Each line of the material below should be reproduced exactly.

--

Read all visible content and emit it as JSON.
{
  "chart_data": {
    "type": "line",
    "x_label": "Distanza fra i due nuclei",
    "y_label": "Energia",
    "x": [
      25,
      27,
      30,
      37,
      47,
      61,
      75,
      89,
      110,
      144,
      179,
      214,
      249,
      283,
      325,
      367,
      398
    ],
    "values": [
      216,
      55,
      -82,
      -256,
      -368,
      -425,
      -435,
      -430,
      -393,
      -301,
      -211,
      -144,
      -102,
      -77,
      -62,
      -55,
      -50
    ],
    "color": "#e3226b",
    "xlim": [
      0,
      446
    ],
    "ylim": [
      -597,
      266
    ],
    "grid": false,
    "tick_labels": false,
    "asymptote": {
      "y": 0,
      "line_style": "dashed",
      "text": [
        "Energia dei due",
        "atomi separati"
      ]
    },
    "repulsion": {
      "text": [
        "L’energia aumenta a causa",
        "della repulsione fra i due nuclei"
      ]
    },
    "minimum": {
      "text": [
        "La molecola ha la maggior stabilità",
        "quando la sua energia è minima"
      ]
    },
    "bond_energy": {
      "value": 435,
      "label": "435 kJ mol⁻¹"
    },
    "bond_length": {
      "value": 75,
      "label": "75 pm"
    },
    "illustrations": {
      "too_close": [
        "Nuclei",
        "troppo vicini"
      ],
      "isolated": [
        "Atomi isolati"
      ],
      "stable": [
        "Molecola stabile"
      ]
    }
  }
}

--

§ Response for this exercise
Read all visible content and emit it as JSON.
{
  "chart_data": {
    "type": "line",
    "x_label": "Distanza fra i due nuclei",
    "y_label": "Energia",
    "x": [
      25,
      27,
      30,
      37,
      47,
      61,
      75,
      89,
      110,
      144,
      179,
      214,
      249,
      283,
      325,
      367,
      398
    ],
    "values": [
      216,
      55,
      -82,
      -256,
      -368,
      -425,
      -435,
      -430,
      -393,
      -301,
      -211,
      -144,
      -102,
      -77,
      -62,
      -55,
      -50
    ],
    "color": "#e3226b",
    "xlim": [
      0,
      446
    ],
    "ylim": [
      -597,
      266
    ],
    "grid": false,
    "tick_labels": false,
    "asymptote": {
      "y": 0,
      "line_style": "dashed",
      "text": [
        "Energia dei due",
        "atomi separati"
      ]
    },
    "repulsion": {
      "text": [
        "L’energia aumenta a causa",
        "della repulsione fra i due nuclei"
      ]
    },
    "minimum": {
      "text": [
        "La molecola ha la maggior stabilità",
        "quando la sua energia è minima"
      ]
    },
    "bond_energy": {
      "value": 435,
      "label": "435 kJ mol⁻¹"
    },
    "bond_length": {
      "value": 75,
      "label": "75 pm"
    },
    "illustrations": {
      "too_close": [
        "Nuclei",
        "troppo vicini"
      ],
      "isolated": [
        "Atomi isolati"
      ],
      "stable": [
        "Molecola stabile"
      ]
    }
  }
}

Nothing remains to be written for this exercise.